EXERCISE DESCRIPTION = Below are some entries. Copy each line that holds the string "acum".

# # # # # # #

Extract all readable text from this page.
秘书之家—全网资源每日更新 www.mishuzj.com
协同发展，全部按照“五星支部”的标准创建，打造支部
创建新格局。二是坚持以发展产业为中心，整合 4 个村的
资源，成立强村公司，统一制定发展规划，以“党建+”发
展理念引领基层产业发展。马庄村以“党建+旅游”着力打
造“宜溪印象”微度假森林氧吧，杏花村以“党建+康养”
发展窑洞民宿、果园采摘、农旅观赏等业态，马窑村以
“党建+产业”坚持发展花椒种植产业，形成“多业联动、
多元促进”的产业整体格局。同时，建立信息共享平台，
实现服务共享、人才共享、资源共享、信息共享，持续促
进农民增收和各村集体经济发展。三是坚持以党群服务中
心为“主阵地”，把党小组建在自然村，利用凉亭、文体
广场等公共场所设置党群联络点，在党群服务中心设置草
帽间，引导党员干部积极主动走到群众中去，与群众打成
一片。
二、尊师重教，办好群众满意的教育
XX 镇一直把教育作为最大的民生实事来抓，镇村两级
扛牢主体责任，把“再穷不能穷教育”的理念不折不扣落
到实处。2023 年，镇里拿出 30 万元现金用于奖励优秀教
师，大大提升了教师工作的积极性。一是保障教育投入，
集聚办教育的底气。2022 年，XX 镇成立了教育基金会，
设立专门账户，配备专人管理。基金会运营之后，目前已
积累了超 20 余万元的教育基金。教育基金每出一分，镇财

# # # # # # #

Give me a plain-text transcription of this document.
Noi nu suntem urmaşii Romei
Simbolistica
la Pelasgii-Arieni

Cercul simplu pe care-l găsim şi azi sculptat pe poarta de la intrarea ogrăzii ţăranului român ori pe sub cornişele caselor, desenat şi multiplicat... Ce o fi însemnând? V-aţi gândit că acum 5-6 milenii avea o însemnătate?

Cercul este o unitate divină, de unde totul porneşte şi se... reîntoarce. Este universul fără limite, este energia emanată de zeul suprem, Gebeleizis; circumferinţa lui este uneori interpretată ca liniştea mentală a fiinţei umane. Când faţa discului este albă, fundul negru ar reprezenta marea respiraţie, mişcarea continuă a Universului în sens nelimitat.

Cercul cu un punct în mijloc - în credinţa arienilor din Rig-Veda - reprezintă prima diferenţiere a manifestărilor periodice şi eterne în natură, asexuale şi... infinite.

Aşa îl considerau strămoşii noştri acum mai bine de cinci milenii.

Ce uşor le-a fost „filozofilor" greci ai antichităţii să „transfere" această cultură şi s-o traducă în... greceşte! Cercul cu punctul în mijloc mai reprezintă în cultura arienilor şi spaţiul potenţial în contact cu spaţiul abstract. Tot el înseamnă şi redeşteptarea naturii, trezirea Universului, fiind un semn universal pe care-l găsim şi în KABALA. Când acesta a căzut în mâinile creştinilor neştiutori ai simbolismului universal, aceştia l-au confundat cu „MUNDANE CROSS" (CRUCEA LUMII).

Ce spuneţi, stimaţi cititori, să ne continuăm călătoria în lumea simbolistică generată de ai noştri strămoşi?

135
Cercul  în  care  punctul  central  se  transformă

# # # # # # #

RESULT OF THE TASK =
Cercul simplu pe care-l găsim şi azi sculptat pe poarta de la intrarea ogrăzii ţăranului român ori pe sub cornişele caselor, desenat şi multiplicat... Ce o fi însemnând? V-aţi gândit că acum 5-6 milenii avea o însemnătate?
Aşa îl considerau strămoşii noştri acum mai bine de cinci milenii.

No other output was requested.